**BRIEF**
Answer these questions about the account of Madiba's burial below, one per line:
1. In what place was Madiba laid to rest?
2. In his eulogy, whose death does Kathrada say cost him a father?
3. Why were the comrades in the waiting area not going to board the bus?

**EXCERPT**

▬▬▬▬▬▬▬▬▬▬

The mists clung to the rolling green hills. A shroud filled with blessings. The angels had descended to accompany Madiba to his final resting place in the idyllic and beautiful Qunu. It had incubated his dream and steely determination to the fight for social justice and the human dignity. Now he was returned to its soil.
Madiba’s closest living friend, Ahmed Kathrada, in his tear filled eulogy says poignantly “When Walter died, I lost a father and now I have lost a brother. My life is void and I don’t know who to turn to.”
Listening to Kathrada I see why the Madiba generation is so special. Every cell is pure, humble and filled with the glue of integrity. I wondered who he was talking to, Madiba or us? Have we departed so far from the A-Team he spoke of so longingly that led us to the triumph of democracy?
As we weep, I ask myself, are we serving our people and rising above our party, business and personal interests? Sitting here, I have the impression Madiba is speaking though Kathrada and saying “the only monument I want is that we listen to our people; that you are humble; and that you hold moral purpose in your hearts”.
The residents had lined the streets as I drove in. They had been told to stay at home or watch on public screens. I encounter some of the comrades I had shared the trenches with in the Eighties in the waiting area. They were not going to board the bus. They had no accreditation. I empathise with them.

▬▬▬▬▬▬▬▬▬▬

**RECORDED INFORMATION**
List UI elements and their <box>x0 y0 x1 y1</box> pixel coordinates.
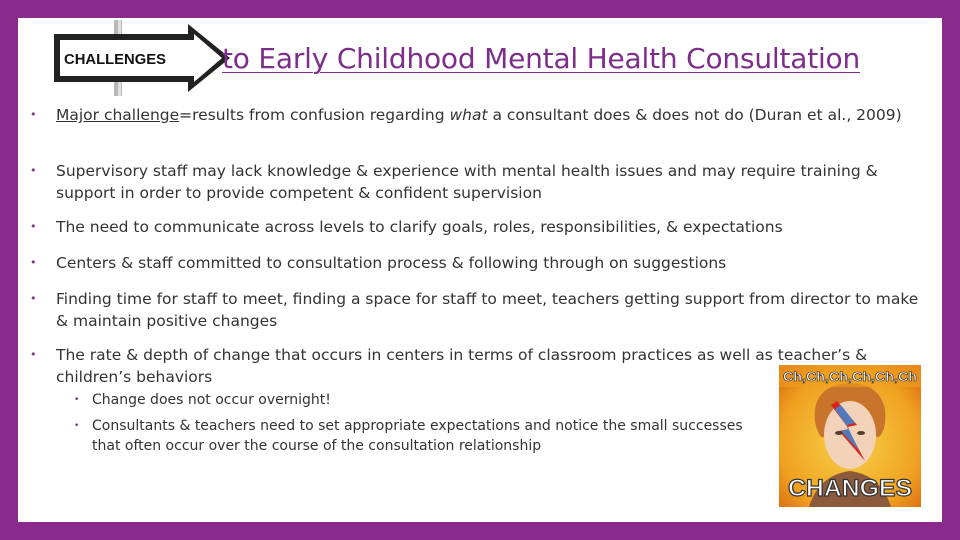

▬▬▬▬▬▬▬▬▬▬

**RESPONSE TO THE TASK**
1. Qunu.
2. Walter's.
3. They had no accreditation.